**STATED PROBLEM:** Retype all of the data exactly as given.

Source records

━━━━━━━━━━

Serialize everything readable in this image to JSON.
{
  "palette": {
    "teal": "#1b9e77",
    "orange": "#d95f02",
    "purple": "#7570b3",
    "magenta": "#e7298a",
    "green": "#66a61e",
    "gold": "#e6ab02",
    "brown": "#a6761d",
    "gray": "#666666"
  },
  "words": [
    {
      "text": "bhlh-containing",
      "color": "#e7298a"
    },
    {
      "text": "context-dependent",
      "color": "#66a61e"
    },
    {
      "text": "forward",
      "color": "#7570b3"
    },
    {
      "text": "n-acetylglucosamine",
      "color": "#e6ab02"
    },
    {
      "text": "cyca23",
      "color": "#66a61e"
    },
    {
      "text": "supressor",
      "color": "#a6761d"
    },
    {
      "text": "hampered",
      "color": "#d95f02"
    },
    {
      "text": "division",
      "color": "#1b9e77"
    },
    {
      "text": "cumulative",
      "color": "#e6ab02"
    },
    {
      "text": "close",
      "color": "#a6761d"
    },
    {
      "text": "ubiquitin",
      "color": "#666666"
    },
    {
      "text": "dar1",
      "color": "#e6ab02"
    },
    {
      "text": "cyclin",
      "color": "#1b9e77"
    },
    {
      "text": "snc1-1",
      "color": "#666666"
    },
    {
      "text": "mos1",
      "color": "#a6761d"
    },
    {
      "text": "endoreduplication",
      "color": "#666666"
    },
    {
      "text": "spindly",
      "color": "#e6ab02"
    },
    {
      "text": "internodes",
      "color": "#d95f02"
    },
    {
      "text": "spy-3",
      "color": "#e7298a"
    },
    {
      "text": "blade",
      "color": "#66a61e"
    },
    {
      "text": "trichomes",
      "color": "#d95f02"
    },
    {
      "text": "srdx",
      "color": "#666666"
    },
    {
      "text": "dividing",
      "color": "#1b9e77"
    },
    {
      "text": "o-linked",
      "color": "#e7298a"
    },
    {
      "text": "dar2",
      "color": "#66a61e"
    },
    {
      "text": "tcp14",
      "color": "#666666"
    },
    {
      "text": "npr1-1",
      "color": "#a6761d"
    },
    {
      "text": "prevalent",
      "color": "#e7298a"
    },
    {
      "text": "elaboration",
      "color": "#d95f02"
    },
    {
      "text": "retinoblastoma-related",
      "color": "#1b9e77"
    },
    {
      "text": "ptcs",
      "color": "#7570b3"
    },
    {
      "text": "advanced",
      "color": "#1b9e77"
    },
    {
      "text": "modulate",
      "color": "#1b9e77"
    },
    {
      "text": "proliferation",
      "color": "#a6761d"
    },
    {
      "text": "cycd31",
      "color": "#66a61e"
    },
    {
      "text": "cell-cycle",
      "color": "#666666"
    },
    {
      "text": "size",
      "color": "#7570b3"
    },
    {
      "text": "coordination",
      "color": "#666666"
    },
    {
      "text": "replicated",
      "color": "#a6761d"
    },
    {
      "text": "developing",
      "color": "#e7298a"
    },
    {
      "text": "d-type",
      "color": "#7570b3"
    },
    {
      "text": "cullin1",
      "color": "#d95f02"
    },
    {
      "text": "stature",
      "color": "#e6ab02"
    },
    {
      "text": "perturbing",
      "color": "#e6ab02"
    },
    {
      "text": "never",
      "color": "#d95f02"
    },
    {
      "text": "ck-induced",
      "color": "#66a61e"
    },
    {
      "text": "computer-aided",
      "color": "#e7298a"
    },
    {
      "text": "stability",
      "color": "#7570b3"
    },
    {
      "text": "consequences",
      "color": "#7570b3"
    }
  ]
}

━━━━━━━━━━

**RESULT OF THIS TASK:**
Serialize everything readable in this image to JSON.
{
  "palette": {
    "teal": "#1b9e77",
    "orange": "#d95f02",
    "purple": "#7570b3",
    "magenta": "#e7298a",
    "green": "#66a61e",
    "gold": "#e6ab02",
    "brown": "#a6761d",
    "gray": "#666666"
  },
  "words": [
    {
      "text": "bhlh-containing",
      "color": "#e7298a"
    },
    {
      "text": "context-dependent",
      "color": "#66a61e"
    },
    {
      "text": "forward",
      "color": "#7570b3"
    },
    {
      "text": "n-acetylglucosamine",
      "color": "#e6ab02"
    },
    {
      "text": "cyca23",
      "color": "#66a61e"
    },
    {
      "text": "supressor",
      "color": "#a6761d"
    },
    {
      "text": "hampered",
      "color": "#d95f02"
    },
    {
      "text": "division",
      "color": "#1b9e77"
    },
    {
      "text": "cumulative",
      "color": "#e6ab02"
    },
    {
      "text": "close",
      "color": "#a6761d"
    },
    {
      "text": "ubiquitin",
      "color": "#666666"
    },
    {
      "text": "dar1",
      "color": "#e6ab02"
    },
    {
      "text": "cyclin",
      "color": "#1b9e77"
    },
    {
      "text": "snc1-1",
      "color": "#666666"
    },
    {
      "text": "mos1",
      "color": "#a6761d"
    },
    {
      "text": "endoreduplication",
      "color": "#666666"
    },
    {
      "text": "spindly",
      "color": "#e6ab02"
    },
    {
      "text": "internodes",
      "color": "#d95f02"
    },
    {
      "text": "spy-3",
      "color": "#e7298a"
    },
    {
      "text": "blade",
      "color": "#66a61e"
    },
    {
      "text": "trichomes",
      "color": "#d95f02"
    },
    {
      "text": "srdx",
      "color": "#666666"
    },
    {
      "text": "dividing",
      "color": "#1b9e77"
    },
    {
      "text": "o-linked",
      "color": "#e7298a"
    },
    {
      "text": "dar2",
      "color": "#66a61e"
    },
    {
      "text": "tcp14",
      "color": "#666666"
    },
    {
      "text": "npr1-1",
      "color": "#a6761d"
    },
    {
      "text": "prevalent",
      "color": "#e7298a"
    },
    {
      "text": "elaboration",
      "color": "#d95f02"
    },
    {
      "text": "retinoblastoma-related",
      "color": "#1b9e77"
    },
    {
      "text": "ptcs",
      "color": "#7570b3"
    },
    {
      "text": "advanced",
      "color": "#1b9e77"
    },
    {
      "text": "modulate",
      "color": "#1b9e77"
    },
    {
      "text": "proliferation",
      "color": "#a6761d"
    },
    {
      "text": "cycd31",
      "color": "#66a61e"
    },
    {
      "text": "cell-cycle",
      "color": "#666666"
    },
    {
      "text": "size",
      "color": "#7570b3"
    },
    {
      "text": "coordination",
      "color": "#666666"
    },
    {
      "text": "replicated",
      "color": "#a6761d"
    },
    {
      "text": "developing",
      "color": "#e7298a"
    },
    {
      "text": "d-type",
      "color": "#7570b3"
    },
    {
      "text": "cullin1",
      "color": "#d95f02"
    },
    {
      "text": "stature",
      "color": "#e6ab02"
    },
    {
      "text": "perturbing",
      "color": "#e6ab02"
    },
    {
      "text": "never",
      "color": "#d95f02"
    },
    {
      "text": "ck-induced",
      "color": "#66a61e"
    },
    {
      "text": "computer-aided",
      "color": "#e7298a"
    },
    {
      "text": "stability",
      "color": "#7570b3"
    },
    {
      "text": "consequences",
      "color": "#7570b3"
    }
  ]
}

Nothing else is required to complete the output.